Write out the listing exactly as it is given.

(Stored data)
_ _ _ _ _ _ _

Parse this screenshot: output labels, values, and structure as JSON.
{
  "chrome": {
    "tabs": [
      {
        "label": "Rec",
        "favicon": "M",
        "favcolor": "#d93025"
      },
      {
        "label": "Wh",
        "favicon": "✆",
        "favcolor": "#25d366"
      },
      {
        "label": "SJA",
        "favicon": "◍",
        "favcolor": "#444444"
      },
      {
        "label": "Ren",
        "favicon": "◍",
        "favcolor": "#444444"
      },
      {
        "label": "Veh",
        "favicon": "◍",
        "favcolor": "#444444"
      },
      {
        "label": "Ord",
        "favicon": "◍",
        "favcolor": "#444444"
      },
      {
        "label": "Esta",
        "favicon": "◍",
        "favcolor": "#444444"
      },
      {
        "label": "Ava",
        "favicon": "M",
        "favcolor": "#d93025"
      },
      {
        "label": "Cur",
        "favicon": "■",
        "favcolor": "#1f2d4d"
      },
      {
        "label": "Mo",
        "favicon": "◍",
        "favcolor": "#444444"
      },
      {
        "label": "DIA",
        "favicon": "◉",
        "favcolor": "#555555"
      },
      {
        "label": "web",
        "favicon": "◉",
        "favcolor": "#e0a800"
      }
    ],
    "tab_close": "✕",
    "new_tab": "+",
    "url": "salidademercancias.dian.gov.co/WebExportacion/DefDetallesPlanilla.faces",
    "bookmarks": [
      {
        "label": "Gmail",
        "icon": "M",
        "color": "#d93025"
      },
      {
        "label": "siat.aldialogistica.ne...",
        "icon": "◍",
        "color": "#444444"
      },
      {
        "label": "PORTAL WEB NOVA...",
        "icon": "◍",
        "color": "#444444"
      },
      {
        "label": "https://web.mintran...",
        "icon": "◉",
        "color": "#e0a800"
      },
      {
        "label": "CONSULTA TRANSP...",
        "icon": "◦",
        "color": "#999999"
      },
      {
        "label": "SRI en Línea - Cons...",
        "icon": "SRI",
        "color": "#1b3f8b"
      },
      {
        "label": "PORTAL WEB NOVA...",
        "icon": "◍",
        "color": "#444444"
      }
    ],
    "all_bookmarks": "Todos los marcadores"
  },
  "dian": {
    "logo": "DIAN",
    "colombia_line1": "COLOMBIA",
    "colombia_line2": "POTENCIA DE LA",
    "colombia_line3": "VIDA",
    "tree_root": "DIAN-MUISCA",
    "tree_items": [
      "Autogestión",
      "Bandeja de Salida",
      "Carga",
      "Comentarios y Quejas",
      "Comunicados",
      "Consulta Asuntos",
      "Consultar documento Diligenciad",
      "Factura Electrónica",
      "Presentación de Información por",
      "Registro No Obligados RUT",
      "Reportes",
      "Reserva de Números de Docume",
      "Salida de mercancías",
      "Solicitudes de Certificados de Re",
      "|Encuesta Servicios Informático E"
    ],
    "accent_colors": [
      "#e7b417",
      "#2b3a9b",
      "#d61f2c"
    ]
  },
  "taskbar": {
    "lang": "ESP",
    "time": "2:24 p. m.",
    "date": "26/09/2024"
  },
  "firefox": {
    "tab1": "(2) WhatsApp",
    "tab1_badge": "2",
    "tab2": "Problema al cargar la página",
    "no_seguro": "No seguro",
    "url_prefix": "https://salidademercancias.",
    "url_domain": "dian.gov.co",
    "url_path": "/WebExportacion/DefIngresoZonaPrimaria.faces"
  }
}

_ _ _ _ _ _ _

▸ COMPLETE RESPONSE:
Parse this screenshot: output labels, values, and structure as JSON.
{
  "chrome": {
    "tabs": [
      {
        "label": "Rec",
        "favicon": "M",
        "favcolor": "#d93025"
      },
      {
        "label": "Wh",
        "favicon": "✆",
        "favcolor": "#25d366"
      },
      {
        "label": "SJA",
        "favicon": "◍",
        "favcolor": "#444444"
      },
      {
        "label": "Ren",
        "favicon": "◍",
        "favcolor": "#444444"
      },
      {
        "label": "Veh",
        "favicon": "◍",
        "favcolor": "#444444"
      },
      {
        "label": "Ord",
        "favicon": "◍",
        "favcolor": "#444444"
      },
      {
        "label": "Esta",
        "favicon": "◍",
        "favcolor": "#444444"
      },
      {
        "label": "Ava",
        "favicon": "M",
        "favcolor": "#d93025"
      },
      {
        "label": "Cur",
        "favicon": "■",
        "favcolor": "#1f2d4d"
      },
      {
        "label": "Mo",
        "favicon": "◍",
        "favcolor": "#444444"
      },
      {
        "label": "DIA",
        "favicon": "◉",
        "favcolor": "#555555"
      },
      {
        "label": "web",
        "favicon": "◉",
        "favcolor": "#e0a800"
      }
    ],
    "tab_close": "✕",
    "new_tab": "+",
    "url": "salidademercancias.dian.gov.co/WebExportacion/DefDetallesPlanilla.faces",
    "bookmarks": [
      {
        "label": "Gmail",
        "icon": "M",
        "color": "#d93025"
      },
      {
        "label": "siat.aldialogistica.ne...",
        "icon": "◍",
        "color": "#444444"
      },
      {
        "label": "PORTAL WEB NOVA...",
        "icon": "◍",
        "color": "#444444"
      },
      {
        "label": "https://web.mintran...",
        "icon": "◉",
        "color": "#e0a800"
      },
      {
        "label": "CONSULTA TRANSP...",
        "icon": "◦",
        "color": "#999999"
      },
      {
        "label": "SRI en Línea - Cons...",
        "icon": "SRI",
        "color": "#1b3f8b"
      },
      {
        "label": "PORTAL WEB NOVA...",
        "icon": "◍",
        "color": "#444444"
      }
    ],
    "all_bookmarks": "Todos los marcadores"
  },
  "dian": {
    "logo": "DIAN",
    "colombia_line1": "COLOMBIA",
    "colombia_line2": "POTENCIA DE LA",
    "colombia_line3": "VIDA",
    "tree_root": "DIAN-MUISCA",
    "tree_items": [
      "Autogestión",
      "Bandeja de Salida",
      "Carga",
      "Comentarios y Quejas",
      "Comunicados",
      "Consulta Asuntos",
      "Consultar documento Diligenciad",
      "Factura Electrónica",
      "Presentación de Información por",
      "Registro No Obligados RUT",
      "Reportes",
      "Reserva de Números de Docume",
      "Salida de mercancías",
      "Solicitudes de Certificados de Re",
      "|Encuesta Servicios Informático E"
    ],
    "accent_colors": [
      "#e7b417",
      "#2b3a9b",
      "#d61f2c"
    ]
  },
  "taskbar": {
    "lang": "ESP",
    "time": "2:24 p. m.",
    "date": "26/09/2024"
  },
  "firefox": {
    "tab1": "(2) WhatsApp",
    "tab1_badge": "2",
    "tab2": "Problema al cargar la página",
    "no_seguro": "No seguro",
    "url_prefix": "https://salidademercancias.",
    "url_domain": "dian.gov.co",
    "url_path": "/WebExportacion/DefIngresoZonaPrimaria.faces"
  }
}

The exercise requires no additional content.